Copy all of the records that follow, line by line, without changing anything.
==========
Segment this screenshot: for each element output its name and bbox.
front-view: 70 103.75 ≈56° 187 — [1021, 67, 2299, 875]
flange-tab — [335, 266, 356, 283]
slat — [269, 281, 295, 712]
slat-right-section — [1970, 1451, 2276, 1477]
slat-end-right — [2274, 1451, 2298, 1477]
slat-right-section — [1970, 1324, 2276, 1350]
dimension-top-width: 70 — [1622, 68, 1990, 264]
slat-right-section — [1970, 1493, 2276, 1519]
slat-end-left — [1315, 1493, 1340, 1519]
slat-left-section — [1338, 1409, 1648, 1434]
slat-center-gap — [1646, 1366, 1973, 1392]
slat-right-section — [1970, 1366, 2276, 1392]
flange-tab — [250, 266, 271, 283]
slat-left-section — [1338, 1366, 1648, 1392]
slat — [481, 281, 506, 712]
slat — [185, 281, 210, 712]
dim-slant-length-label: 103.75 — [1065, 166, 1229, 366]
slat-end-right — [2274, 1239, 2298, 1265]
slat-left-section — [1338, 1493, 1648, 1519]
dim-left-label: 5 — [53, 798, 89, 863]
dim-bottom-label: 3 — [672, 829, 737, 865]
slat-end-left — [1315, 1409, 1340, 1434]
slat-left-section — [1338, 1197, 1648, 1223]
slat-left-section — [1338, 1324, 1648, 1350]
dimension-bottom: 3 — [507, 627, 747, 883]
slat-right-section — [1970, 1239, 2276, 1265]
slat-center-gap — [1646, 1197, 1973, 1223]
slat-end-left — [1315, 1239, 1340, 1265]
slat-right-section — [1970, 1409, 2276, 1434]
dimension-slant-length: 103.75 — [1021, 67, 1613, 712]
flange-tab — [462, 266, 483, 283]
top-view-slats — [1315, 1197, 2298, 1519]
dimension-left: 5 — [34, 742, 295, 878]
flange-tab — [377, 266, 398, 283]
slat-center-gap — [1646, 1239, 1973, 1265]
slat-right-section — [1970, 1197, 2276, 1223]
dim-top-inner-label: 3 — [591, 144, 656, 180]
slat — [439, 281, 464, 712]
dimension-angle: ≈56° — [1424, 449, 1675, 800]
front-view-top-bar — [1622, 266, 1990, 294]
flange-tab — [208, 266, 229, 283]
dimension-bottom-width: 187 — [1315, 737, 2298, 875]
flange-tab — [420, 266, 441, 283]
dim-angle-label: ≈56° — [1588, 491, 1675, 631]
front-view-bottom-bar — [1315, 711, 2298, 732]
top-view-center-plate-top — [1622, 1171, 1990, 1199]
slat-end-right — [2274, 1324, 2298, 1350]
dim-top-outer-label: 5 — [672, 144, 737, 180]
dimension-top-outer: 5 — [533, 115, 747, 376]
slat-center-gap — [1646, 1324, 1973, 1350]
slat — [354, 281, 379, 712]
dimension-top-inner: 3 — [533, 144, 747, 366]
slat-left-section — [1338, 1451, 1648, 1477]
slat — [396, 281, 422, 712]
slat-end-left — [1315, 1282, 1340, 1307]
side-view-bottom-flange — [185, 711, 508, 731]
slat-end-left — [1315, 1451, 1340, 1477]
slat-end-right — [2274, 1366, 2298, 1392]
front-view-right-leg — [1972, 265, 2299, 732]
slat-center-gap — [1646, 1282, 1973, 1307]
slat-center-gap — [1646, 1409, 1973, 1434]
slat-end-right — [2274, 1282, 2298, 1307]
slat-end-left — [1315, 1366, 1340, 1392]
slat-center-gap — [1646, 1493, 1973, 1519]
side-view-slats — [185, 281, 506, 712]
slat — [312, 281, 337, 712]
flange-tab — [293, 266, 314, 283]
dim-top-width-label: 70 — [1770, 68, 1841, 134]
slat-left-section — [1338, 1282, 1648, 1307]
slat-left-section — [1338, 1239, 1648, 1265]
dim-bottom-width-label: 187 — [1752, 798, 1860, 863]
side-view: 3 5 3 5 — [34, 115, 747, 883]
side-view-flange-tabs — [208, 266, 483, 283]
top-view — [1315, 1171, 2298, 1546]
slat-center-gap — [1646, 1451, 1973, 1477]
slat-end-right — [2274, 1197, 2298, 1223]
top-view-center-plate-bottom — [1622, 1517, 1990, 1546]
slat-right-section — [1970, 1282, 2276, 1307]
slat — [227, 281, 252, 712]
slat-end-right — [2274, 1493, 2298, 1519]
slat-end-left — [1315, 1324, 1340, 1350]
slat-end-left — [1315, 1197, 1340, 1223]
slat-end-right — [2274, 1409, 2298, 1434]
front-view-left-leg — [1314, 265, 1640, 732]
==========
SOLUTION TO THE EXERCISE.
Segment this screenshot: for each element output its name and bbox.
front-view: 70 103.75 ≈56° 187 — [1021, 67, 2299, 875]
flange-tab — [335, 266, 356, 283]
slat — [269, 281, 295, 712]
slat-right-section — [1970, 1451, 2276, 1477]
slat-end-right — [2274, 1451, 2298, 1477]
slat-right-section — [1970, 1324, 2276, 1350]
dimension-top-width: 70 — [1622, 68, 1990, 264]
slat-right-section — [1970, 1493, 2276, 1519]
slat-end-left — [1315, 1493, 1340, 1519]
slat-left-section — [1338, 1409, 1648, 1434]
slat-center-gap — [1646, 1366, 1973, 1392]
slat-right-section — [1970, 1366, 2276, 1392]
flange-tab — [250, 266, 271, 283]
slat-left-section — [1338, 1366, 1648, 1392]
slat — [481, 281, 506, 712]
slat — [185, 281, 210, 712]
dim-slant-length-label: 103.75 — [1065, 166, 1229, 366]
slat-end-right — [2274, 1239, 2298, 1265]
slat-left-section — [1338, 1493, 1648, 1519]
dim-left-label: 5 — [53, 798, 89, 863]
dim-bottom-label: 3 — [672, 829, 737, 865]
slat-end-left — [1315, 1409, 1340, 1434]
slat-left-section — [1338, 1197, 1648, 1223]
slat-left-section — [1338, 1324, 1648, 1350]
dimension-bottom: 3 — [507, 627, 747, 883]
slat-right-section — [1970, 1239, 2276, 1265]
slat-center-gap — [1646, 1197, 1973, 1223]
slat-end-left — [1315, 1239, 1340, 1265]
slat-right-section — [1970, 1409, 2276, 1434]
dimension-slant-length: 103.75 — [1021, 67, 1613, 712]
flange-tab — [462, 266, 483, 283]
top-view-slats — [1315, 1197, 2298, 1519]
dimension-left: 5 — [34, 742, 295, 878]
flange-tab — [377, 266, 398, 283]
slat-center-gap — [1646, 1239, 1973, 1265]
slat-right-section — [1970, 1197, 2276, 1223]
dim-top-inner-label: 3 — [591, 144, 656, 180]
slat — [439, 281, 464, 712]
dimension-angle: ≈56° — [1424, 449, 1675, 800]
front-view-top-bar — [1622, 266, 1990, 294]
flange-tab — [208, 266, 229, 283]
dimension-bottom-width: 187 — [1315, 737, 2298, 875]
flange-tab — [420, 266, 441, 283]
dim-angle-label: ≈56° — [1588, 491, 1675, 631]
front-view-bottom-bar — [1315, 711, 2298, 732]
top-view-center-plate-top — [1622, 1171, 1990, 1199]
slat-end-right — [2274, 1324, 2298, 1350]
dim-top-outer-label: 5 — [672, 144, 737, 180]
dimension-top-outer: 5 — [533, 115, 747, 376]
slat-center-gap — [1646, 1324, 1973, 1350]
slat — [354, 281, 379, 712]
dimension-top-inner: 3 — [533, 144, 747, 366]
slat-left-section — [1338, 1451, 1648, 1477]
slat — [396, 281, 422, 712]
slat-end-left — [1315, 1282, 1340, 1307]
side-view-bottom-flange — [185, 711, 508, 731]
slat-end-left — [1315, 1451, 1340, 1477]
slat-end-right — [2274, 1366, 2298, 1392]
front-view-right-leg — [1972, 265, 2299, 732]
slat-center-gap — [1646, 1282, 1973, 1307]
slat-center-gap — [1646, 1409, 1973, 1434]
slat-end-right — [2274, 1282, 2298, 1307]
slat-end-left — [1315, 1366, 1340, 1392]
slat-center-gap — [1646, 1493, 1973, 1519]
side-view-slats — [185, 281, 506, 712]
slat — [312, 281, 337, 712]
flange-tab — [293, 266, 314, 283]
dim-top-width-label: 70 — [1770, 68, 1841, 134]
slat-left-section — [1338, 1282, 1648, 1307]
slat-left-section — [1338, 1239, 1648, 1265]
dim-bottom-width-label: 187 — [1752, 798, 1860, 863]
side-view: 3 5 3 5 — [34, 115, 747, 883]
side-view-flange-tabs — [208, 266, 483, 283]
top-view — [1315, 1171, 2298, 1546]
slat-center-gap — [1646, 1451, 1973, 1477]
slat-end-right — [2274, 1197, 2298, 1223]
top-view-center-plate-bottom — [1622, 1517, 1990, 1546]
slat-right-section — [1970, 1282, 2276, 1307]
slat — [227, 281, 252, 712]
slat-end-right — [2274, 1493, 2298, 1519]
slat-end-left — [1315, 1324, 1340, 1350]
slat-end-left — [1315, 1197, 1340, 1223]
slat-end-right — [2274, 1409, 2298, 1434]
front-view-left-leg — [1314, 265, 1640, 732]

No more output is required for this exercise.